RECORDS TO PROCESS:
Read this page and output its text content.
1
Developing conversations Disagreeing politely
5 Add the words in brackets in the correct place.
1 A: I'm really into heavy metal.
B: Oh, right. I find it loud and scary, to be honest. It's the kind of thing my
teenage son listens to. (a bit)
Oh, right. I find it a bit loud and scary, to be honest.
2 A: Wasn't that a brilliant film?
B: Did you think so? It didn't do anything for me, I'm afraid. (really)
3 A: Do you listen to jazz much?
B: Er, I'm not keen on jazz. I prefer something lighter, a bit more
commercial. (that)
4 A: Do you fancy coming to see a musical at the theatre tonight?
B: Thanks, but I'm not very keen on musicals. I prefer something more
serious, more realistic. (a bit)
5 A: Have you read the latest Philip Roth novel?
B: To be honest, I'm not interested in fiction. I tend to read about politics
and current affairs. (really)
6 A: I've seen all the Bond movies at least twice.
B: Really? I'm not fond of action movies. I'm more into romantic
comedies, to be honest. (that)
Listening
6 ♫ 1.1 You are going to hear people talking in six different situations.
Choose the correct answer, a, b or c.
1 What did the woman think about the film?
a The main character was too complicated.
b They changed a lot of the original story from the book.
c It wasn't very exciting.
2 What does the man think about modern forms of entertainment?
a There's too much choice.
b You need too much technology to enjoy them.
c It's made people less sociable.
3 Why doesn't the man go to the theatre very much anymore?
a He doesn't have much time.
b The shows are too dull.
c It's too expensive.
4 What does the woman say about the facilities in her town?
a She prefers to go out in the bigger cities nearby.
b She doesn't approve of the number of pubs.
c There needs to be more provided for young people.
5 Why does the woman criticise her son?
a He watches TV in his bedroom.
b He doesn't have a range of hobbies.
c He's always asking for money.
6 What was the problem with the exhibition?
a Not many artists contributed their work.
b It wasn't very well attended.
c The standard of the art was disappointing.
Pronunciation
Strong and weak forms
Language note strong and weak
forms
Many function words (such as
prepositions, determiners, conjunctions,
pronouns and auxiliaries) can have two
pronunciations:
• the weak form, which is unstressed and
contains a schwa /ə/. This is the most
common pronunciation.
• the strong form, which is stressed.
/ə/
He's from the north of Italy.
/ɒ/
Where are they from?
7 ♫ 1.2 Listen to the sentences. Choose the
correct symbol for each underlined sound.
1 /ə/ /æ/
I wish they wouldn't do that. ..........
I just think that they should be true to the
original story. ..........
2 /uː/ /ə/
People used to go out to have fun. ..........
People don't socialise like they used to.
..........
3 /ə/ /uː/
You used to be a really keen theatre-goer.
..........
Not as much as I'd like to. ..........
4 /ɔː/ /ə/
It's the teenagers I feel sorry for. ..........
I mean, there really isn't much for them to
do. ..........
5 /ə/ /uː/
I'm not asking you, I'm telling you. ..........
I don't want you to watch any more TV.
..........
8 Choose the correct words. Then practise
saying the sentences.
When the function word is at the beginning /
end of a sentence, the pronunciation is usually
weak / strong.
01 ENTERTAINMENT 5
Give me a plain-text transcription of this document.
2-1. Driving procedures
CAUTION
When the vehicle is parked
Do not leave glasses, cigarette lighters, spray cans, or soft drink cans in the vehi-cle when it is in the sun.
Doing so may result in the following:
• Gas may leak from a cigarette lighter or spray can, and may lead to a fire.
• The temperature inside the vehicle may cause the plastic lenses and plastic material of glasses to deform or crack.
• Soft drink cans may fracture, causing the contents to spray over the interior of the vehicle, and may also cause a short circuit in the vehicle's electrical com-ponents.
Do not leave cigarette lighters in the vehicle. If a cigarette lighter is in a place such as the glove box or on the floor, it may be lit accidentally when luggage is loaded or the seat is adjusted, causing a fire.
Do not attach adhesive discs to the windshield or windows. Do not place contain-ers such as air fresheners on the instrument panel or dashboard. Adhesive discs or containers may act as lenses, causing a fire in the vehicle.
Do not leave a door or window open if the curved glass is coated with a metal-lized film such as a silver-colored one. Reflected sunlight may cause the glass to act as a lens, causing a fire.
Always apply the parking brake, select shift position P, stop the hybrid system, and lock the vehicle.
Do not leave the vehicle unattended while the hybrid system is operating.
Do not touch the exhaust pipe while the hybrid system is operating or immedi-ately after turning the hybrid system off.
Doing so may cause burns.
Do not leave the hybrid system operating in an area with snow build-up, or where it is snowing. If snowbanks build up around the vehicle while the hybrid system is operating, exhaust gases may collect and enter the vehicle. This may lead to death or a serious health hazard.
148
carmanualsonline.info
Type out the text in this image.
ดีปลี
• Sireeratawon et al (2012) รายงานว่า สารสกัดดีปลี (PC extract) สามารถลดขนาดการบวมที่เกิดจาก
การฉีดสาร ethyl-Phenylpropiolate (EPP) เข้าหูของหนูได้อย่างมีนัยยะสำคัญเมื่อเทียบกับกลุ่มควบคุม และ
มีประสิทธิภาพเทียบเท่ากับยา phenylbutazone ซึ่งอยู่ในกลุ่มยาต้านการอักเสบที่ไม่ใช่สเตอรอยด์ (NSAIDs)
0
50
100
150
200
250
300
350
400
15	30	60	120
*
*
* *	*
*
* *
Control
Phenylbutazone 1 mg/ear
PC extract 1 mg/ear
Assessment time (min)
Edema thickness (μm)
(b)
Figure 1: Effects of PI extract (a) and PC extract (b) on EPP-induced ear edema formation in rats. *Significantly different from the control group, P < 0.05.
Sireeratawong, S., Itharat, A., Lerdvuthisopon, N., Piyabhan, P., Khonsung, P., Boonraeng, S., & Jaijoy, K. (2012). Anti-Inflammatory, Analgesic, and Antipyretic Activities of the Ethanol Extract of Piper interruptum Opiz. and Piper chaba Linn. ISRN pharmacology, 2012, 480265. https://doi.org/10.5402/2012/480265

THE PROBLEM:
Copy out every line of the data that includes "about".

RIGHT ANSWER:
B: To be honest, I'm not interested in fiction. I tend to read about politics
1 What did the woman think about the film?
2 What does the man think about modern forms of entertainment?
4 What does the woman say about the facilities in her town?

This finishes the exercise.